◆ **Exercise directions**:
Reproduce every line of the items below with "data-point" switched to "marker" and nothing else altered, leaving out the pictures.

==== Source material

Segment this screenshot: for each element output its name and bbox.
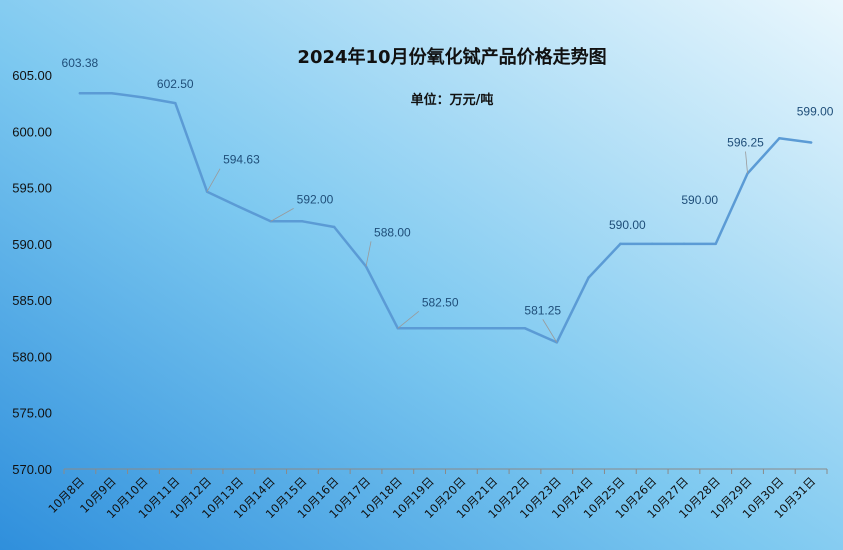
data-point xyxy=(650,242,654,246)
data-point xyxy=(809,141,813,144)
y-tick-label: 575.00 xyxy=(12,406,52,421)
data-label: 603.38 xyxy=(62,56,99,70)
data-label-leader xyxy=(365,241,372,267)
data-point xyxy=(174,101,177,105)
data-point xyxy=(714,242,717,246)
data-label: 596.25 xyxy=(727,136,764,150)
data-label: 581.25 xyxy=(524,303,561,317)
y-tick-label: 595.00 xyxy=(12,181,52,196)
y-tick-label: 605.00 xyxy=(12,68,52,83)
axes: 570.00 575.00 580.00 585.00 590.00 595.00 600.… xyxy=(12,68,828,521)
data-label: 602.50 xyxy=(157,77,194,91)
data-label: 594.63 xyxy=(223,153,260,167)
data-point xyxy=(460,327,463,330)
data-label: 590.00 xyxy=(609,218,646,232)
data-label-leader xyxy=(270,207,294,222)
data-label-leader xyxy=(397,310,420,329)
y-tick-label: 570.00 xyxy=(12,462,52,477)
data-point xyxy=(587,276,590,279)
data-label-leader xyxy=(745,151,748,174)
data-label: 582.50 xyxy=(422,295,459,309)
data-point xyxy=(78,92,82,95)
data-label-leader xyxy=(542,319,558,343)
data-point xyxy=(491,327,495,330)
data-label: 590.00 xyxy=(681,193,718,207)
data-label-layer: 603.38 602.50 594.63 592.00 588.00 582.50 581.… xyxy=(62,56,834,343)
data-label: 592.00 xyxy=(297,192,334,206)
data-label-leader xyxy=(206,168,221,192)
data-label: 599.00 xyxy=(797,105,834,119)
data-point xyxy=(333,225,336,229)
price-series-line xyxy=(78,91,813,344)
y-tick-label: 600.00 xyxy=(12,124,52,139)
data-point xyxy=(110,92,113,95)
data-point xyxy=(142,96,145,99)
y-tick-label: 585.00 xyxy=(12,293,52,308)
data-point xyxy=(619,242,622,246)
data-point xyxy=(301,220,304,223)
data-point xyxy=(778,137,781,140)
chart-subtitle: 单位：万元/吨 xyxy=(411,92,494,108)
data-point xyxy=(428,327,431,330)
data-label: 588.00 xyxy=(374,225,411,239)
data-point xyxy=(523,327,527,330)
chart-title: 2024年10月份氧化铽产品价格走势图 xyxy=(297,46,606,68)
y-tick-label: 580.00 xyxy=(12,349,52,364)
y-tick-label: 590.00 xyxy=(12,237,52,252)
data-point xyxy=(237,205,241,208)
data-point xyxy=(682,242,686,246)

========

◆ **Complete output**:
Segment this screenshot: for each element output its name and bbox.
marker xyxy=(650,242,654,246)
marker xyxy=(809,141,813,144)
y-tick-label: 575.00 xyxy=(12,406,52,421)
data-label: 603.38 xyxy=(62,56,99,70)
data-label-leader xyxy=(365,241,372,267)
marker xyxy=(174,101,177,105)
marker xyxy=(714,242,717,246)
data-label: 596.25 xyxy=(727,136,764,150)
data-label: 581.25 xyxy=(524,303,561,317)
y-tick-label: 595.00 xyxy=(12,181,52,196)
y-tick-label: 605.00 xyxy=(12,68,52,83)
axes: 570.00 575.00 580.00 585.00 590.00 595.00 600.… xyxy=(12,68,828,521)
data-label: 602.50 xyxy=(157,77,194,91)
data-label: 594.63 xyxy=(223,153,260,167)
marker xyxy=(460,327,463,330)
data-label: 590.00 xyxy=(609,218,646,232)
data-label-leader xyxy=(270,207,294,222)
data-label-leader xyxy=(397,310,420,329)
y-tick-label: 570.00 xyxy=(12,462,52,477)
marker xyxy=(587,276,590,279)
data-label-leader xyxy=(745,151,748,174)
data-label: 582.50 xyxy=(422,295,459,309)
marker xyxy=(78,92,82,95)
data-label-leader xyxy=(542,319,558,343)
marker xyxy=(491,327,495,330)
data-label: 590.00 xyxy=(681,193,718,207)
data-label-layer: 603.38 602.50 594.63 592.00 588.00 582.50 581.… xyxy=(62,56,834,343)
data-label: 592.00 xyxy=(297,192,334,206)
data-label-leader xyxy=(206,168,221,192)
data-label: 599.00 xyxy=(797,105,834,119)
marker xyxy=(333,225,336,229)
price-series-line xyxy=(78,91,813,344)
y-tick-label: 600.00 xyxy=(12,124,52,139)
marker xyxy=(110,92,113,95)
marker xyxy=(142,96,145,99)
y-tick-label: 585.00 xyxy=(12,293,52,308)
marker xyxy=(619,242,622,246)
marker xyxy=(301,220,304,223)
marker xyxy=(778,137,781,140)
chart-subtitle: 单位：万元/吨 xyxy=(411,92,494,108)
marker xyxy=(428,327,431,330)
data-label: 588.00 xyxy=(374,225,411,239)
marker xyxy=(523,327,527,330)
chart-title: 2024年10月份氧化铽产品价格走势图 xyxy=(297,46,606,68)
y-tick-label: 580.00 xyxy=(12,349,52,364)
y-tick-label: 590.00 xyxy=(12,237,52,252)
marker xyxy=(237,205,241,208)
marker xyxy=(682,242,686,246)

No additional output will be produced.